**** Exercise input ****

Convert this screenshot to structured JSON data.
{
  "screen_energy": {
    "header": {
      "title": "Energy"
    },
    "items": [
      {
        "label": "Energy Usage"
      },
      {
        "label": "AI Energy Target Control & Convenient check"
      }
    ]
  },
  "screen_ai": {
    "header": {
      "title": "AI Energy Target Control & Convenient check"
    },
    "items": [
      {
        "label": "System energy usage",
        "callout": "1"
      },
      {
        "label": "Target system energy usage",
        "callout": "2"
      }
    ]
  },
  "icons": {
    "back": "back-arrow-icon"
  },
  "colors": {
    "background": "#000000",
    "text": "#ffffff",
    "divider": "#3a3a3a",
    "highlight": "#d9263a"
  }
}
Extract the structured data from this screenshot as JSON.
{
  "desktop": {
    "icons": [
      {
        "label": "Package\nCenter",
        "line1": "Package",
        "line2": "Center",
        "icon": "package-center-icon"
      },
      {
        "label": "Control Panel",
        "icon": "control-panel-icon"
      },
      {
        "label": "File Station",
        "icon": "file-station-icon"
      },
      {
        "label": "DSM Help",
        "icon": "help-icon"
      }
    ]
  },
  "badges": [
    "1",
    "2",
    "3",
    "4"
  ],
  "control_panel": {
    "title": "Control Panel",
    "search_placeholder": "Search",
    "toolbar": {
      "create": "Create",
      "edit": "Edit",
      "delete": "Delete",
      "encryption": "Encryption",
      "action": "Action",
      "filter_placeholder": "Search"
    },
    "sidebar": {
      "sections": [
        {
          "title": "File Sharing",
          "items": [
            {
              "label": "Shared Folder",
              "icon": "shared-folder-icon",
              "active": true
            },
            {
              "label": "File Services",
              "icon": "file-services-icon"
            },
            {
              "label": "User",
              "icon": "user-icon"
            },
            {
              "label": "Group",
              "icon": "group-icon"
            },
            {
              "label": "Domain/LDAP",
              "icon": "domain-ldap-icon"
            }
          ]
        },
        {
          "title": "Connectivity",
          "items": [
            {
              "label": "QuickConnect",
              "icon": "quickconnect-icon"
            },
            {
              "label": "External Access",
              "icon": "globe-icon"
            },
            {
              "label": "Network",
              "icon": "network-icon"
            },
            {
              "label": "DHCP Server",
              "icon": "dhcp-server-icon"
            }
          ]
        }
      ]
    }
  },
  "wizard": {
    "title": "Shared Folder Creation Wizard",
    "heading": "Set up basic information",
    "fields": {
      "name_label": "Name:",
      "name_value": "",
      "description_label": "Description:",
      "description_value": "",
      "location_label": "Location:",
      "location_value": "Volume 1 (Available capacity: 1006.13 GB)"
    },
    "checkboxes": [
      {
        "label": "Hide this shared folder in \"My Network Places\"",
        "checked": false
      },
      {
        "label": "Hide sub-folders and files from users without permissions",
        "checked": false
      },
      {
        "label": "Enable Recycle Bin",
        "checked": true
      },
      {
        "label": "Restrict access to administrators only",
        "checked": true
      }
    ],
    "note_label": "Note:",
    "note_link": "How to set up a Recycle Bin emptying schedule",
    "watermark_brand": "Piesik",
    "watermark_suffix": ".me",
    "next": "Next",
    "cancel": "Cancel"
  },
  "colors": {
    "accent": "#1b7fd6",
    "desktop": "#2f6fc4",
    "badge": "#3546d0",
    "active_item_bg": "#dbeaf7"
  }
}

****

• **Instructions for the task**:
Every record shown above should be written out again exactly.

• **Result of the task**:
Convert this screenshot to structured JSON data.
{
  "screen_energy": {
    "header": {
      "title": "Energy"
    },
    "items": [
      {
        "label": "Energy Usage"
      },
      {
        "label": "AI Energy Target Control & Convenient check"
      }
    ]
  },
  "screen_ai": {
    "header": {
      "title": "AI Energy Target Control & Convenient check"
    },
    "items": [
      {
        "label": "System energy usage",
        "callout": "1"
      },
      {
        "label": "Target system energy usage",
        "callout": "2"
      }
    ]
  },
  "icons": {
    "back": "back-arrow-icon"
  },
  "colors": {
    "background": "#000000",
    "text": "#ffffff",
    "divider": "#3a3a3a",
    "highlight": "#d9263a"
  }
}
Extract the structured data from this screenshot as JSON.
{
  "desktop": {
    "icons": [
      {
        "label": "Package\nCenter",
        "line1": "Package",
        "line2": "Center",
        "icon": "package-center-icon"
      },
      {
        "label": "Control Panel",
        "icon": "control-panel-icon"
      },
      {
        "label": "File Station",
        "icon": "file-station-icon"
      },
      {
        "label": "DSM Help",
        "icon": "help-icon"
      }
    ]
  },
  "badges": [
    "1",
    "2",
    "3",
    "4"
  ],
  "control_panel": {
    "title": "Control Panel",
    "search_placeholder": "Search",
    "toolbar": {
      "create": "Create",
      "edit": "Edit",
      "delete": "Delete",
      "encryption": "Encryption",
      "action": "Action",
      "filter_placeholder": "Search"
    },
    "sidebar": {
      "sections": [
        {
          "title": "File Sharing",
          "items": [
            {
              "label": "Shared Folder",
              "icon": "shared-folder-icon",
              "active": true
            },
            {
              "label": "File Services",
              "icon": "file-services-icon"
            },
            {
              "label": "User",
              "icon": "user-icon"
            },
            {
              "label": "Group",
              "icon": "group-icon"
            },
            {
              "label": "Domain/LDAP",
              "icon": "domain-ldap-icon"
            }
          ]
        },
        {
          "title": "Connectivity",
          "items": [
            {
              "label": "QuickConnect",
              "icon": "quickconnect-icon"
            },
            {
              "label": "External Access",
              "icon": "globe-icon"
            },
            {
              "label": "Network",
              "icon": "network-icon"
            },
            {
              "label": "DHCP Server",
              "icon": "dhcp-server-icon"
            }
          ]
        }
      ]
    }
  },
  "wizard": {
    "title": "Shared Folder Creation Wizard",
    "heading": "Set up basic information",
    "fields": {
      "name_label": "Name:",
      "name_value": "",
      "description_label": "Description:",
      "description_value": "",
      "location_label": "Location:",
      "location_value": "Volume 1 (Available capacity: 1006.13 GB)"
    },
    "checkboxes": [
      {
        "label": "Hide this shared folder in \"My Network Places\"",
        "checked": false
      },
      {
        "label": "Hide sub-folders and files from users without permissions",
        "checked": false
      },
      {
        "label": "Enable Recycle Bin",
        "checked": true
      },
      {
        "label": "Restrict access to administrators only",
        "checked": true
      }
    ],
    "note_label": "Note:",
    "note_link": "How to set up a Recycle Bin emptying schedule",
    "watermark_brand": "Piesik",
    "watermark_suffix": ".me",
    "next": "Next",
    "cancel": "Cancel"
  },
  "colors": {
    "accent": "#1b7fd6",
    "desktop": "#2f6fc4",
    "badge": "#3546d0",
    "active_item_bg": "#dbeaf7"
  }
}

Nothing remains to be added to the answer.